# Goal of the exercise
Restate the listing that follows word for word, without its pictures.

[Data records]
• • • •
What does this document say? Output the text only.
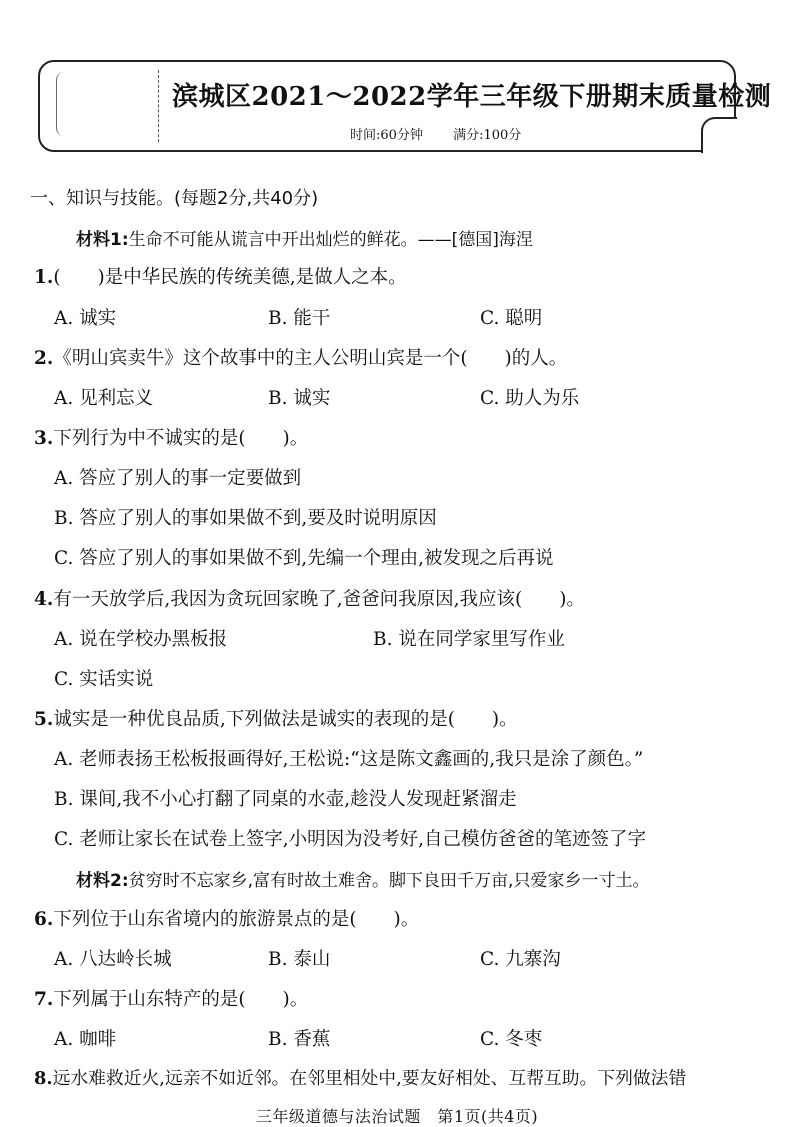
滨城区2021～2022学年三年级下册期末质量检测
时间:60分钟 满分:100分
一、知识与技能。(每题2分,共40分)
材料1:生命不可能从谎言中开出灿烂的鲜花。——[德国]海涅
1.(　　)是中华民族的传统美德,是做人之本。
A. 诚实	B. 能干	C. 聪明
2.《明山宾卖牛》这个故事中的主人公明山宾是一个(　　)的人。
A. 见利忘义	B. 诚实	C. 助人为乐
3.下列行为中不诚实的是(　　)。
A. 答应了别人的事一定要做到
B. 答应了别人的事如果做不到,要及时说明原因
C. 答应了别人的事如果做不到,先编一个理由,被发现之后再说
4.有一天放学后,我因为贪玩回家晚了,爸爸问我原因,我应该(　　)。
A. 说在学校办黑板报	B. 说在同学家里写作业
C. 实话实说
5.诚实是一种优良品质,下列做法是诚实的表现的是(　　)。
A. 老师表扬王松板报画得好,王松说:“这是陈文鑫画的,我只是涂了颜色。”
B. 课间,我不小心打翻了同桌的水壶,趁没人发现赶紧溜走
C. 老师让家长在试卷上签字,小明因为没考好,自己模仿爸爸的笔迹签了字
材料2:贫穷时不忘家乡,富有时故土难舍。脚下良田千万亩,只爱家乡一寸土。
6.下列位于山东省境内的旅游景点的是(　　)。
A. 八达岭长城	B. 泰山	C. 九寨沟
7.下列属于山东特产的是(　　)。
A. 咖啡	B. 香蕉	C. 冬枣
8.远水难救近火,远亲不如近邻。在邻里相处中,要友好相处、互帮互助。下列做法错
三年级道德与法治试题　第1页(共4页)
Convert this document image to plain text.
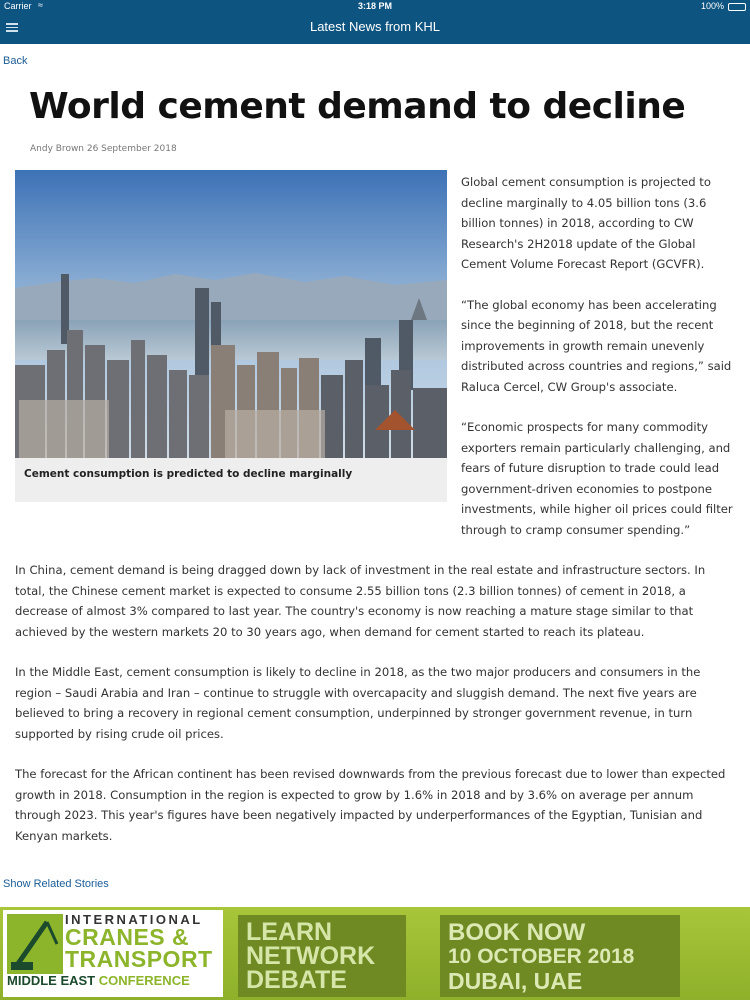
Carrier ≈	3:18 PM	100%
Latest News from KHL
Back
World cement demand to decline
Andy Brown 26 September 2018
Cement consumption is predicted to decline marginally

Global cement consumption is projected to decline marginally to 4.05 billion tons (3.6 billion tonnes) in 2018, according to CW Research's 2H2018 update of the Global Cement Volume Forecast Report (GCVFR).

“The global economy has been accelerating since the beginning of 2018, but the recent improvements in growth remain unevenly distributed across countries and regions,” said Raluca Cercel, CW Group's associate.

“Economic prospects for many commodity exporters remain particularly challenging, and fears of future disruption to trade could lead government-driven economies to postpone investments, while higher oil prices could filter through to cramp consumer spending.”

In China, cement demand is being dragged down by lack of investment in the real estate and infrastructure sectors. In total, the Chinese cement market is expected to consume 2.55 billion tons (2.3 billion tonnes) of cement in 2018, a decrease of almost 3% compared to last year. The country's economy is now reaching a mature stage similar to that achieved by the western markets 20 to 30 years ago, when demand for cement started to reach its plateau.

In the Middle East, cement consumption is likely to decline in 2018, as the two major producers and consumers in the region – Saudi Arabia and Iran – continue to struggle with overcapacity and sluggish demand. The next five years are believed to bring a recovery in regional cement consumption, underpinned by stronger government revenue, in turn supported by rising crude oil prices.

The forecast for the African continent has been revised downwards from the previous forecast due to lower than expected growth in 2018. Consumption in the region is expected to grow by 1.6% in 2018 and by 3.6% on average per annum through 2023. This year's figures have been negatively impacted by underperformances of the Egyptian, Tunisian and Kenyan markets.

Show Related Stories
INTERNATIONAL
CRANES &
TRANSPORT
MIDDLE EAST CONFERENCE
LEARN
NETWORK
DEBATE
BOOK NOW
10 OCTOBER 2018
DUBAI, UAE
• • • •
# Correct result
What does this document say? Output the text only.
滨城区2021～2022学年三年级下册期末质量检测
时间:60分钟 满分:100分
一、知识与技能。(每题2分,共40分)
材料1:生命不可能从谎言中开出灿烂的鲜花。——[德国]海涅
1.(　　)是中华民族的传统美德,是做人之本。
A. 诚实	B. 能干	C. 聪明
2.《明山宾卖牛》这个故事中的主人公明山宾是一个(　　)的人。
A. 见利忘义	B. 诚实	C. 助人为乐
3.下列行为中不诚实的是(　　)。
A. 答应了别人的事一定要做到
B. 答应了别人的事如果做不到,要及时说明原因
C. 答应了别人的事如果做不到,先编一个理由,被发现之后再说
4.有一天放学后,我因为贪玩回家晚了,爸爸问我原因,我应该(　　)。
A. 说在学校办黑板报	B. 说在同学家里写作业
C. 实话实说
5.诚实是一种优良品质,下列做法是诚实的表现的是(　　)。
A. 老师表扬王松板报画得好,王松说:“这是陈文鑫画的,我只是涂了颜色。”
B. 课间,我不小心打翻了同桌的水壶,趁没人发现赶紧溜走
C. 老师让家长在试卷上签字,小明因为没考好,自己模仿爸爸的笔迹签了字
材料2:贫穷时不忘家乡,富有时故土难舍。脚下良田千万亩,只爱家乡一寸土。
6.下列位于山东省境内的旅游景点的是(　　)。
A. 八达岭长城	B. 泰山	C. 九寨沟
7.下列属于山东特产的是(　　)。
A. 咖啡	B. 香蕉	C. 冬枣
8.远水难救近火,远亲不如近邻。在邻里相处中,要友好相处、互帮互助。下列做法错
三年级道德与法治试题　第1页(共4页)
Convert this document image to plain text.
Carrier ≈	3:18 PM	100%
Latest News from KHL
Back
World cement demand to decline
Andy Brown 26 September 2018
Cement consumption is predicted to decline marginally

Global cement consumption is projected to decline marginally to 4.05 billion tons (3.6 billion tonnes) in 2018, according to CW Research's 2H2018 update of the Global Cement Volume Forecast Report (GCVFR).

“The global economy has been accelerating since the beginning of 2018, but the recent improvements in growth remain unevenly distributed across countries and regions,” said Raluca Cercel, CW Group's associate.

“Economic prospects for many commodity exporters remain particularly challenging, and fears of future disruption to trade could lead government-driven economies to postpone investments, while higher oil prices could filter through to cramp consumer spending.”

In China, cement demand is being dragged down by lack of investment in the real estate and infrastructure sectors. In total, the Chinese cement market is expected to consume 2.55 billion tons (2.3 billion tonnes) of cement in 2018, a decrease of almost 3% compared to last year. The country's economy is now reaching a mature stage similar to that achieved by the western markets 20 to 30 years ago, when demand for cement started to reach its plateau.

In the Middle East, cement consumption is likely to decline in 2018, as the two major producers and consumers in the region – Saudi Arabia and Iran – continue to struggle with overcapacity and sluggish demand. The next five years are believed to bring a recovery in regional cement consumption, underpinned by stronger government revenue, in turn supported by rising crude oil prices.

The forecast for the African continent has been revised downwards from the previous forecast due to lower than expected growth in 2018. Consumption in the region is expected to grow by 1.6% in 2018 and by 3.6% on average per annum through 2023. This year's figures have been negatively impacted by underperformances of the Egyptian, Tunisian and Kenyan markets.

Show Related Stories
INTERNATIONAL
CRANES &
TRANSPORT
MIDDLE EAST CONFERENCE
LEARN
NETWORK
DEBATE
BOOK NOW
10 OCTOBER 2018
DUBAI, UAE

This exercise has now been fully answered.